Task objective — Reproduce the listing below line for line, without changing any character.

Input rows —
--- BEGIN ---
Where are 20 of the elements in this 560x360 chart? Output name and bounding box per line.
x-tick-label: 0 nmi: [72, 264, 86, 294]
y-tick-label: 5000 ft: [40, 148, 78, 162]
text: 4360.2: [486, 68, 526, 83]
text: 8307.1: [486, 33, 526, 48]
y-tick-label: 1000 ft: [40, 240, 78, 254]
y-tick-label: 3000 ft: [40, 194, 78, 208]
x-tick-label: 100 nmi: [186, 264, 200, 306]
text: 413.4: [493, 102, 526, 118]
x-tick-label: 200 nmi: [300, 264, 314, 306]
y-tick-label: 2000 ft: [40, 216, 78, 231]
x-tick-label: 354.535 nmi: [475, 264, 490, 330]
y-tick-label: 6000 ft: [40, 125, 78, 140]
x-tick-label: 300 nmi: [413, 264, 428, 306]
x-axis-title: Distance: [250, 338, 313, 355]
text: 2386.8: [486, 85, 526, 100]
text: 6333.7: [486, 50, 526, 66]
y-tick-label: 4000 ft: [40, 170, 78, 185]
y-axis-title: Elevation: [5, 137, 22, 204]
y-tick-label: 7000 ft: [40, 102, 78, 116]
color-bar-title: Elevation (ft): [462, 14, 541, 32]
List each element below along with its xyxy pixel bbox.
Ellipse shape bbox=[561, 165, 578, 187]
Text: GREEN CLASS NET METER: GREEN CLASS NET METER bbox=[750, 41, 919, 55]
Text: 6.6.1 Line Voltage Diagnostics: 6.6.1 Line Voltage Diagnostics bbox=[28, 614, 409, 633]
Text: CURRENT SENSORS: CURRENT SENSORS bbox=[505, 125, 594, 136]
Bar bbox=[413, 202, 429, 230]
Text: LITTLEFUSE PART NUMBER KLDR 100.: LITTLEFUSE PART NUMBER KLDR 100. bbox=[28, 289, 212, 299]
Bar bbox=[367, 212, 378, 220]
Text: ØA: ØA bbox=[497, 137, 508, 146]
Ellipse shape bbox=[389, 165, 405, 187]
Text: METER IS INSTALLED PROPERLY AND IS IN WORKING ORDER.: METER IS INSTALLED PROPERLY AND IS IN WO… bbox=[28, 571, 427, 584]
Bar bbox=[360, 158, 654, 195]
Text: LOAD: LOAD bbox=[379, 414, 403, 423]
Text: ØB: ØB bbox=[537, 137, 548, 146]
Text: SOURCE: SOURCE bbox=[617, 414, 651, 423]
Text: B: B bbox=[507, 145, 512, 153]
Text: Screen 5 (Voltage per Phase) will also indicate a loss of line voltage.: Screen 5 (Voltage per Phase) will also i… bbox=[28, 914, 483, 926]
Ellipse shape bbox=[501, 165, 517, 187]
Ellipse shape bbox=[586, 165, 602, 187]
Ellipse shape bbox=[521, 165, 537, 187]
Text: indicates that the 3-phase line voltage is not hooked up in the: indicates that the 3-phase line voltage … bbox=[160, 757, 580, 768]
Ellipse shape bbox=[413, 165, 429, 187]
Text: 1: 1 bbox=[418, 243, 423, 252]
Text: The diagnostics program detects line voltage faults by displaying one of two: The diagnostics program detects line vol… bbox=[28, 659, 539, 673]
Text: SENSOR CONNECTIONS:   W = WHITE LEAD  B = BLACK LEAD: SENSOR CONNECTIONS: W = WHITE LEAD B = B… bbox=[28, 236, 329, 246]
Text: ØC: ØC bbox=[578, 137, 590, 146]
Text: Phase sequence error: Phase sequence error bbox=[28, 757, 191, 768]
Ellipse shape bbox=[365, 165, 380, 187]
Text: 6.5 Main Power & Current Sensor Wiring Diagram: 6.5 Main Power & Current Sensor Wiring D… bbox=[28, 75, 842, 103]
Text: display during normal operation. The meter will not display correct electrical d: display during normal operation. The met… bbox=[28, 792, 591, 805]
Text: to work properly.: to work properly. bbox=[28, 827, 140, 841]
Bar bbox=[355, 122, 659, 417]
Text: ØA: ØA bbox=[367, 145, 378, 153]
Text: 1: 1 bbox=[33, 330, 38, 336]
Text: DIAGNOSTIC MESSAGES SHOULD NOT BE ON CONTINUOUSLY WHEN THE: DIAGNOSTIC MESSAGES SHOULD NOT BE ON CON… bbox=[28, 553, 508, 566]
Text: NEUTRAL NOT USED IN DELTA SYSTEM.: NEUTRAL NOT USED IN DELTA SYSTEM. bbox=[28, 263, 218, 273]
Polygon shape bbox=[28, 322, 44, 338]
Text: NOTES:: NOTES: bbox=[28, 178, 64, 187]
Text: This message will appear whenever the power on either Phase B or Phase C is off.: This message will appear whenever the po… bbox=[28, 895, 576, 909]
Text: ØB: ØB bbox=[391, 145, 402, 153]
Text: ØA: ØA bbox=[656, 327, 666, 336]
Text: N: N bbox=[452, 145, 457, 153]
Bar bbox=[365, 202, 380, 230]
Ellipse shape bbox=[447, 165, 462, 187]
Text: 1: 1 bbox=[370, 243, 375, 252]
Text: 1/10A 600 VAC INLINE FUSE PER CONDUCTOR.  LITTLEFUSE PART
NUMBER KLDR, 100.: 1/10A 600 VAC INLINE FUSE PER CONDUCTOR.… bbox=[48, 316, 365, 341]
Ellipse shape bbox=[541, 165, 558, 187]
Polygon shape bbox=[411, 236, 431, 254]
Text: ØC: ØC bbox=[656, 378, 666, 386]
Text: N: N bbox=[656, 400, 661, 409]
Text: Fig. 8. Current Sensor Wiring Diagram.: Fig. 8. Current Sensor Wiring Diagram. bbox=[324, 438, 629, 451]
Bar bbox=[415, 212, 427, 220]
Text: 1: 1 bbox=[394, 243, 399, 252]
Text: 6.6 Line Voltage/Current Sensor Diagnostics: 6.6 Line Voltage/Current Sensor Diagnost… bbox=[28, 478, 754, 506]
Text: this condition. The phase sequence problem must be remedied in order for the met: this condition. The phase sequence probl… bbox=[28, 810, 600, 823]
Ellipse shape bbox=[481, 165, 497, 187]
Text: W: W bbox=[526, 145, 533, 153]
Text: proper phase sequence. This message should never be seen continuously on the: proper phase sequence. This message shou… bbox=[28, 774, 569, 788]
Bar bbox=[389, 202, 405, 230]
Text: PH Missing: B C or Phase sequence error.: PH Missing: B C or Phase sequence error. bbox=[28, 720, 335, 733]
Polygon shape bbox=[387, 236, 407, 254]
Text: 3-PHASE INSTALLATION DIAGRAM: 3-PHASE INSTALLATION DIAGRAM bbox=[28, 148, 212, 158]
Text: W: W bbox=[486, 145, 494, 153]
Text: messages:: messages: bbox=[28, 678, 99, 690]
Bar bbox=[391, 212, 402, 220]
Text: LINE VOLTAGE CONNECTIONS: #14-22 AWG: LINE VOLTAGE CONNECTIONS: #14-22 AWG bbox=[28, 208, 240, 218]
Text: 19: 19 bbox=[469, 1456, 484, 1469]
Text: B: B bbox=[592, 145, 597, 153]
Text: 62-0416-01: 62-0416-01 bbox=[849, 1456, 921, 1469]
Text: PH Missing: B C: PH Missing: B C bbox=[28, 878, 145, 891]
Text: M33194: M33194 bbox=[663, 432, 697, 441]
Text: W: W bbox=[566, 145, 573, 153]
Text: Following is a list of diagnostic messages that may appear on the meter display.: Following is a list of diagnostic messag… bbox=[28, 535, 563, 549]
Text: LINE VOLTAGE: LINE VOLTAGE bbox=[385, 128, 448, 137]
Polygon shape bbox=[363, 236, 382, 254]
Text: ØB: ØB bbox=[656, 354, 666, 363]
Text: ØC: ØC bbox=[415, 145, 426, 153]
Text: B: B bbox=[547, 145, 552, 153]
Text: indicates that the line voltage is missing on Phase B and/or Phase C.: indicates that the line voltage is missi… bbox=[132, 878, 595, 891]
--- END ---
Result —
Where are 20 of the elements in this 560x360 chart? Output name and bounding box per line.
x-tick-label: 0 nmi: [72, 264, 86, 294]
y-tick-label: 5000 ft: [40, 148, 78, 162]
text: 4360.2: [486, 68, 526, 83]
text: 8307.1: [486, 33, 526, 48]
y-tick-label: 1000 ft: [40, 240, 78, 254]
y-tick-label: 3000 ft: [40, 194, 78, 208]
x-tick-label: 100 nmi: [186, 264, 200, 306]
text: 413.4: [493, 102, 526, 118]
x-tick-label: 200 nmi: [300, 264, 314, 306]
y-tick-label: 2000 ft: [40, 216, 78, 231]
x-tick-label: 354.535 nmi: [475, 264, 490, 330]
y-tick-label: 6000 ft: [40, 125, 78, 140]
x-tick-label: 300 nmi: [413, 264, 428, 306]
x-axis-title: Distance: [250, 338, 313, 355]
text: 2386.8: [486, 85, 526, 100]
text: 6333.7: [486, 50, 526, 66]
y-tick-label: 4000 ft: [40, 170, 78, 185]
y-axis-title: Elevation: [5, 137, 22, 204]
y-tick-label: 7000 ft: [40, 102, 78, 116]
color-bar-title: Elevation (ft): [462, 14, 541, 32]
List each element below along with its xyxy pixel bbox.
Ellipse shape bbox=[561, 165, 578, 187]
Text: GREEN CLASS NET METER: GREEN CLASS NET METER bbox=[750, 41, 919, 55]
Text: 6.6.1 Line Voltage Diagnostics: 6.6.1 Line Voltage Diagnostics bbox=[28, 614, 409, 633]
Text: CURRENT SENSORS: CURRENT SENSORS bbox=[505, 125, 594, 136]
Bar bbox=[413, 202, 429, 230]
Text: LITTLEFUSE PART NUMBER KLDR 100.: LITTLEFUSE PART NUMBER KLDR 100. bbox=[28, 289, 212, 299]
Bar bbox=[367, 212, 378, 220]
Text: ØA: ØA bbox=[497, 137, 508, 146]
Ellipse shape bbox=[389, 165, 405, 187]
Text: METER IS INSTALLED PROPERLY AND IS IN WORKING ORDER.: METER IS INSTALLED PROPERLY AND IS IN WO… bbox=[28, 571, 427, 584]
Bar bbox=[360, 158, 654, 195]
Text: LOAD: LOAD bbox=[379, 414, 403, 423]
Text: ØB: ØB bbox=[537, 137, 548, 146]
Text: SOURCE: SOURCE bbox=[617, 414, 651, 423]
Text: B: B bbox=[507, 145, 512, 153]
Text: Screen 5 (Voltage per Phase) will also indicate a loss of line voltage.: Screen 5 (Voltage per Phase) will also i… bbox=[28, 914, 483, 926]
Ellipse shape bbox=[501, 165, 517, 187]
Ellipse shape bbox=[586, 165, 602, 187]
Ellipse shape bbox=[521, 165, 537, 187]
Text: indicates that the 3-phase line voltage is not hooked up in the: indicates that the 3-phase line voltage … bbox=[160, 757, 580, 768]
Ellipse shape bbox=[413, 165, 429, 187]
Text: 1: 1 bbox=[418, 243, 423, 252]
Text: The diagnostics program detects line voltage faults by displaying one of two: The diagnostics program detects line vol… bbox=[28, 659, 539, 673]
Text: SENSOR CONNECTIONS:   W = WHITE LEAD  B = BLACK LEAD: SENSOR CONNECTIONS: W = WHITE LEAD B = B… bbox=[28, 236, 329, 246]
Text: ØC: ØC bbox=[578, 137, 590, 146]
Text: Phase sequence error: Phase sequence error bbox=[28, 757, 191, 768]
Ellipse shape bbox=[365, 165, 380, 187]
Text: 6.5 Main Power & Current Sensor Wiring Diagram: 6.5 Main Power & Current Sensor Wiring D… bbox=[28, 75, 842, 103]
Text: display during normal operation. The meter will not display correct electrical d: display during normal operation. The met… bbox=[28, 792, 591, 805]
Text: to work properly.: to work properly. bbox=[28, 827, 140, 841]
Bar bbox=[355, 122, 659, 417]
Text: ØA: ØA bbox=[367, 145, 378, 153]
Text: 1: 1 bbox=[33, 330, 38, 336]
Text: DIAGNOSTIC MESSAGES SHOULD NOT BE ON CONTINUOUSLY WHEN THE: DIAGNOSTIC MESSAGES SHOULD NOT BE ON CON… bbox=[28, 553, 508, 566]
Text: NEUTRAL NOT USED IN DELTA SYSTEM.: NEUTRAL NOT USED IN DELTA SYSTEM. bbox=[28, 263, 218, 273]
Polygon shape bbox=[28, 322, 44, 338]
Text: NOTES:: NOTES: bbox=[28, 178, 64, 187]
Text: This message will appear whenever the power on either Phase B or Phase C is off.: This message will appear whenever the po… bbox=[28, 895, 576, 909]
Text: ØB: ØB bbox=[391, 145, 402, 153]
Text: ØA: ØA bbox=[656, 327, 666, 336]
Text: N: N bbox=[452, 145, 457, 153]
Bar bbox=[365, 202, 380, 230]
Ellipse shape bbox=[447, 165, 462, 187]
Text: 1: 1 bbox=[370, 243, 375, 252]
Text: 1/10A 600 VAC INLINE FUSE PER CONDUCTOR.  LITTLEFUSE PART
NUMBER KLDR, 100.: 1/10A 600 VAC INLINE FUSE PER CONDUCTOR.… bbox=[48, 316, 365, 341]
Ellipse shape bbox=[541, 165, 558, 187]
Polygon shape bbox=[411, 236, 431, 254]
Text: ØC: ØC bbox=[656, 378, 666, 386]
Text: N: N bbox=[656, 400, 661, 409]
Text: Fig. 8. Current Sensor Wiring Diagram.: Fig. 8. Current Sensor Wiring Diagram. bbox=[324, 438, 629, 451]
Bar bbox=[415, 212, 427, 220]
Text: 1: 1 bbox=[394, 243, 399, 252]
Text: 6.6 Line Voltage/Current Sensor Diagnostics: 6.6 Line Voltage/Current Sensor Diagnost… bbox=[28, 478, 754, 506]
Text: this condition. The phase sequence problem must be remedied in order for the met: this condition. The phase sequence probl… bbox=[28, 810, 600, 823]
Ellipse shape bbox=[481, 165, 497, 187]
Text: W: W bbox=[526, 145, 533, 153]
Text: proper phase sequence. This message should never be seen continuously on the: proper phase sequence. This message shou… bbox=[28, 774, 569, 788]
Bar bbox=[389, 202, 405, 230]
Text: PH Missing: B C or Phase sequence error.: PH Missing: B C or Phase sequence error. bbox=[28, 720, 335, 733]
Polygon shape bbox=[387, 236, 407, 254]
Text: 3-PHASE INSTALLATION DIAGRAM: 3-PHASE INSTALLATION DIAGRAM bbox=[28, 148, 212, 158]
Text: W: W bbox=[486, 145, 494, 153]
Text: messages:: messages: bbox=[28, 678, 99, 690]
Bar bbox=[391, 212, 402, 220]
Text: LINE VOLTAGE CONNECTIONS: #14-22 AWG: LINE VOLTAGE CONNECTIONS: #14-22 AWG bbox=[28, 208, 240, 218]
Text: 19: 19 bbox=[469, 1456, 484, 1469]
Text: B: B bbox=[592, 145, 597, 153]
Text: 62-0416-01: 62-0416-01 bbox=[849, 1456, 921, 1469]
Text: PH Missing: B C: PH Missing: B C bbox=[28, 878, 145, 891]
Text: M33194: M33194 bbox=[663, 432, 697, 441]
Text: W: W bbox=[566, 145, 573, 153]
Text: Following is a list of diagnostic messages that may appear on the meter display.: Following is a list of diagnostic messag… bbox=[28, 535, 563, 549]
Text: LINE VOLTAGE: LINE VOLTAGE bbox=[385, 128, 448, 137]
Polygon shape bbox=[363, 236, 382, 254]
Text: ØB: ØB bbox=[656, 354, 666, 363]
Text: ØC: ØC bbox=[415, 145, 426, 153]
Text: B: B bbox=[547, 145, 552, 153]
Text: indicates that the line voltage is missing on Phase B and/or Phase C.: indicates that the line voltage is missi… bbox=[132, 878, 595, 891]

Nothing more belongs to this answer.